- What you need to do -
Scan the listing below. Report each line that includes "обтяжень".

- Available records -
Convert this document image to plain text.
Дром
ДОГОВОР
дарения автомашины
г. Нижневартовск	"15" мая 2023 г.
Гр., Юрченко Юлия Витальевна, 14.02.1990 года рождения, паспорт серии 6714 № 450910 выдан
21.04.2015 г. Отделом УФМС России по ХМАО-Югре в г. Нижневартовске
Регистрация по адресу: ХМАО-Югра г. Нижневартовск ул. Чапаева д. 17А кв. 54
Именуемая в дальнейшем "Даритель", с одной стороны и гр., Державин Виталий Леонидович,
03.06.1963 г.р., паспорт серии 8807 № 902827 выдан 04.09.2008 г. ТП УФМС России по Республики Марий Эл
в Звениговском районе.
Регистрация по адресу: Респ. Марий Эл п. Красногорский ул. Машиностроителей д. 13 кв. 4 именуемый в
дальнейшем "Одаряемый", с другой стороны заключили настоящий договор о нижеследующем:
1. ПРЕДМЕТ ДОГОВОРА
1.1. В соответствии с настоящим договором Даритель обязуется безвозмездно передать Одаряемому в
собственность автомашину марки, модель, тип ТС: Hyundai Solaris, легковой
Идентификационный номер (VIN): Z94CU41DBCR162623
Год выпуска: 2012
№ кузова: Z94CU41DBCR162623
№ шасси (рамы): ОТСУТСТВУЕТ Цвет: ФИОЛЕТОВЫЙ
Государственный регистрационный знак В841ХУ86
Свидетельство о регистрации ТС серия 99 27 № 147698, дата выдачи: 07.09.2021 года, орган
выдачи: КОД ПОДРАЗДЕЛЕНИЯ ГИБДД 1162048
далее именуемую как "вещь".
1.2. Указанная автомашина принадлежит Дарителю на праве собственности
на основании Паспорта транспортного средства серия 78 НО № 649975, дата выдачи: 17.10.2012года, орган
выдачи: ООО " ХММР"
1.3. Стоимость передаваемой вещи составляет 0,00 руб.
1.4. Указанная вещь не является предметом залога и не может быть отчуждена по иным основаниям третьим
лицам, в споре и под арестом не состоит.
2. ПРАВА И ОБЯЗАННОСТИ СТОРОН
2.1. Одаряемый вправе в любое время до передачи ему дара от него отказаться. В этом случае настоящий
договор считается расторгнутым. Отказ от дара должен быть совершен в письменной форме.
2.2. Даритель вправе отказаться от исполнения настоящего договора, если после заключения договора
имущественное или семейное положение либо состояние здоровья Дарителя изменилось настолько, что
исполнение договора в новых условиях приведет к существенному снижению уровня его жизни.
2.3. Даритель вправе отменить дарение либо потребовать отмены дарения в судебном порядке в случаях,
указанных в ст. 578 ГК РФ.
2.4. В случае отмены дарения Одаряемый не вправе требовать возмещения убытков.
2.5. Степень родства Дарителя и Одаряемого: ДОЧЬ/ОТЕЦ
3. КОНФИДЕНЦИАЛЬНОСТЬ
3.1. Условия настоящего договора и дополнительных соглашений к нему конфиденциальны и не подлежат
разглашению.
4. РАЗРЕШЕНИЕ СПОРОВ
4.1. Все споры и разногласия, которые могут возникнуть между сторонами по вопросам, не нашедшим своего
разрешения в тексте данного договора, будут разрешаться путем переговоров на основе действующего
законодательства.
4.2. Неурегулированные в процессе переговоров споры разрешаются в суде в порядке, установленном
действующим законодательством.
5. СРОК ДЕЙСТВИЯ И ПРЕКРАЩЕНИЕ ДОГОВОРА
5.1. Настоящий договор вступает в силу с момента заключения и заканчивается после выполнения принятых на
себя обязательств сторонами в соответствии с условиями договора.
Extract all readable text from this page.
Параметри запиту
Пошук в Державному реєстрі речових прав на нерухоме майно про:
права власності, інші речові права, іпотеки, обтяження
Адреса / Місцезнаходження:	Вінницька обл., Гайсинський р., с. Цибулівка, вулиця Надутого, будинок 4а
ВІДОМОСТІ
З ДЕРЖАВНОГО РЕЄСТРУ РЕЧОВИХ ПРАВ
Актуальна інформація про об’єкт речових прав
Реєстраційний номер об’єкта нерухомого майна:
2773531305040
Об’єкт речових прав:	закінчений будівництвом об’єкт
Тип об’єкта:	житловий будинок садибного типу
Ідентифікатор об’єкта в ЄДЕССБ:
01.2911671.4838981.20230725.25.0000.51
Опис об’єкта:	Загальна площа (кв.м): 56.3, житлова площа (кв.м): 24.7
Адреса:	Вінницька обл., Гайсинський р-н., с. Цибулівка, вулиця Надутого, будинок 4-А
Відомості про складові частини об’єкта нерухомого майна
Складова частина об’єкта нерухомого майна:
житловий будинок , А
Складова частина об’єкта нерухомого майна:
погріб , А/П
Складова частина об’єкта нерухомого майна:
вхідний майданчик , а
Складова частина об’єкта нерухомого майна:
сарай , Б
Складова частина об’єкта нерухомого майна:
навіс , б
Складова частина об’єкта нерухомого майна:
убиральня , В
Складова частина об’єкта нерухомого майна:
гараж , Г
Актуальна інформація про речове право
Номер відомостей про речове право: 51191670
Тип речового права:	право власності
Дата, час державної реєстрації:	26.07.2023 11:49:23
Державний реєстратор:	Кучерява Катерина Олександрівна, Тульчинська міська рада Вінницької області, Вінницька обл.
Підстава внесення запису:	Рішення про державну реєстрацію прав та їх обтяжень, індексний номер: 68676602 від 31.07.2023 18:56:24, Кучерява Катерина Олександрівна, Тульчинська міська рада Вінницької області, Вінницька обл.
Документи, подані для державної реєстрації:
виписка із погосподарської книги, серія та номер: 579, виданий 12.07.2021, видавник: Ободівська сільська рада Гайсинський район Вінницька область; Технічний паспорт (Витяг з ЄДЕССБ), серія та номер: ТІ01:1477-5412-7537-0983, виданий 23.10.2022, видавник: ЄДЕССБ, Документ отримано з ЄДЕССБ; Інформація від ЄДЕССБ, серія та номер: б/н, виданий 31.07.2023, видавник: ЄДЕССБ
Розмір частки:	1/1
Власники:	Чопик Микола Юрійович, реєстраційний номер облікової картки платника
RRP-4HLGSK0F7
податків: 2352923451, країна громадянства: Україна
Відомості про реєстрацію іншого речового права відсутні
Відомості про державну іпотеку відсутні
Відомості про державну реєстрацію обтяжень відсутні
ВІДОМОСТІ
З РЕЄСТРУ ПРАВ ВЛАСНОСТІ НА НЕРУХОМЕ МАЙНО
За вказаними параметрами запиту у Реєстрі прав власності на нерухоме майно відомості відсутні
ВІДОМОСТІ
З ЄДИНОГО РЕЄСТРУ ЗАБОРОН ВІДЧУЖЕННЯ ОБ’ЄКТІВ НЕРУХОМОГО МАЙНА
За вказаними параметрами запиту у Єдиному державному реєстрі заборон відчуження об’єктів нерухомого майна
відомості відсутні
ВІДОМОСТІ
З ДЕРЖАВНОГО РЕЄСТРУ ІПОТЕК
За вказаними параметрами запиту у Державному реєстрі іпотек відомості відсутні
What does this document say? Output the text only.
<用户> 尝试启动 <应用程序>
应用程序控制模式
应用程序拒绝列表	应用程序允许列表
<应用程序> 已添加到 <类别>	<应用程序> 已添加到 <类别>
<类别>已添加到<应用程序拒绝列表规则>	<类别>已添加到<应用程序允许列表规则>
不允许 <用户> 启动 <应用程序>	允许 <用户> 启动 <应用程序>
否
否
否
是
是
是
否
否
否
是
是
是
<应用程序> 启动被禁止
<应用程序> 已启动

- Answer to this problem -
Підстава внесення запису:	Рішення про державну реєстрацію прав та їх обтяжень, індексний номер: 68676602 від 31.07.2023 18:56:24, Кучерява Катерина Олександрівна, Тульчинська міська рада Вінницької області, Вінницька обл.
Відомості про державну реєстрацію обтяжень відсутні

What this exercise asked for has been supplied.